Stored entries
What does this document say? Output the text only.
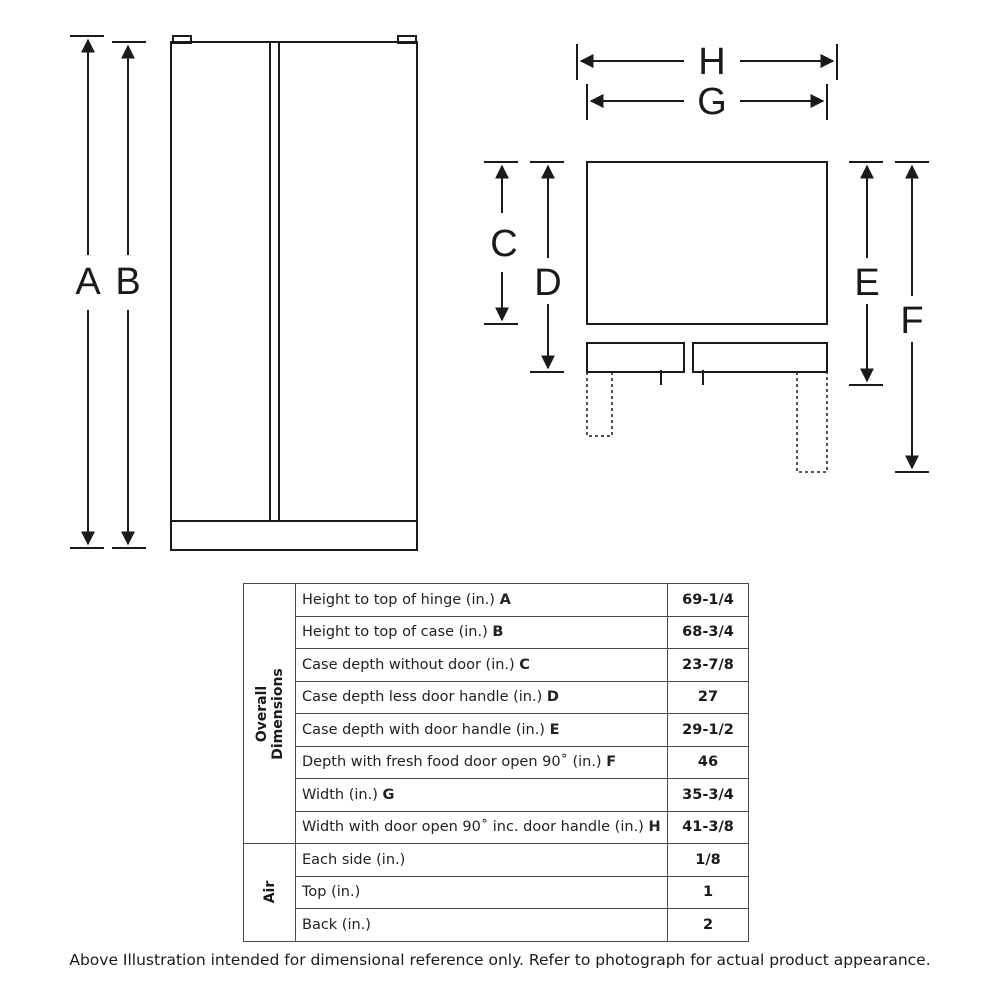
A B
H
G
C
D	E
F
Overall Dimensions	Height to top of hinge (in.) A	69-1/4
	Height to top of case (in.) B	68-3/4
	Case depth without door (in.) C	23-7/8
	Case depth less door handle (in.) D	27
	Case depth with door handle (in.) E	29-1/2
	Depth with fresh food door open 90˚ (in.) F	46
	Width (in.) G	35-3/4
	Width with door open 90˚ inc. door handle (in.) H	41-3/8

Air	Each side (in.)	1/8
	Top (in.)	1
	Back (in.)	2
Above Illustration intended for dimensional reference only. Refer to photograph for actual product appearance.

**TO BE DONE**
In the material above, find the lines that contain "door" and show them.

**COMPLETE ANSWER**
	Case depth without door (in.) C	23-7/8
	Case depth less door handle (in.) D	27
	Case depth with door handle (in.) E	29-1/2
	Depth with fresh food door open 90˚ (in.) F	46
	Width with door open 90˚ inc. door handle (in.) H	41-3/8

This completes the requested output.